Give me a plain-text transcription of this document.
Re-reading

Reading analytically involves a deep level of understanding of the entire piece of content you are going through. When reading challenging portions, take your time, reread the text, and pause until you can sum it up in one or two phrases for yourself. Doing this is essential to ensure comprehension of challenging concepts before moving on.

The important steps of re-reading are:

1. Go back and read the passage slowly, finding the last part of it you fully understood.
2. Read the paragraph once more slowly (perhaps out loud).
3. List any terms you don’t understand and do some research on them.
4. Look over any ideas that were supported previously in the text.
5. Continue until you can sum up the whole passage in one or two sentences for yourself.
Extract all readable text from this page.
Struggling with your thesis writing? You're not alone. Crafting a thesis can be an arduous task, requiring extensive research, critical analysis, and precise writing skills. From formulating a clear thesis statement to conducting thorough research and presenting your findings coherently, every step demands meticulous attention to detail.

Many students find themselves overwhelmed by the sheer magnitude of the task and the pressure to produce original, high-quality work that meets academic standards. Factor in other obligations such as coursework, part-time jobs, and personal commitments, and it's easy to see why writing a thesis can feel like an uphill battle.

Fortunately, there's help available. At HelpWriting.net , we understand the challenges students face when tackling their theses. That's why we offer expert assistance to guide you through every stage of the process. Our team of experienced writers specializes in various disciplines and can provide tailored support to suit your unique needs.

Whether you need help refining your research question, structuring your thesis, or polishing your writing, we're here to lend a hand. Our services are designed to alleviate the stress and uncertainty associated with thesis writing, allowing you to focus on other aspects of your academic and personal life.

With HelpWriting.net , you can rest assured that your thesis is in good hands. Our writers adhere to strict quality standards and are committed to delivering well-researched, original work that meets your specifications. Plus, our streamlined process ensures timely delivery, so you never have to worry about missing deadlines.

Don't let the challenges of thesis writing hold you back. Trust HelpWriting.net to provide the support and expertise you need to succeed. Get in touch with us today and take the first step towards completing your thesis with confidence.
━━━━━━━━━━━━━━━━━━━━
_Exercise brief_.
Copy and report every line where the word "back" is present.

_Solved problem_.
1. Go back and read the passage slowly, finding the last part of it you fully understood.
Don't let the challenges of thesis writing hold you back. Trust HelpWriting.net to provide the support and expertise you need to succeed. Get in touch with us today and take the first step towards completing your thesis with confidence.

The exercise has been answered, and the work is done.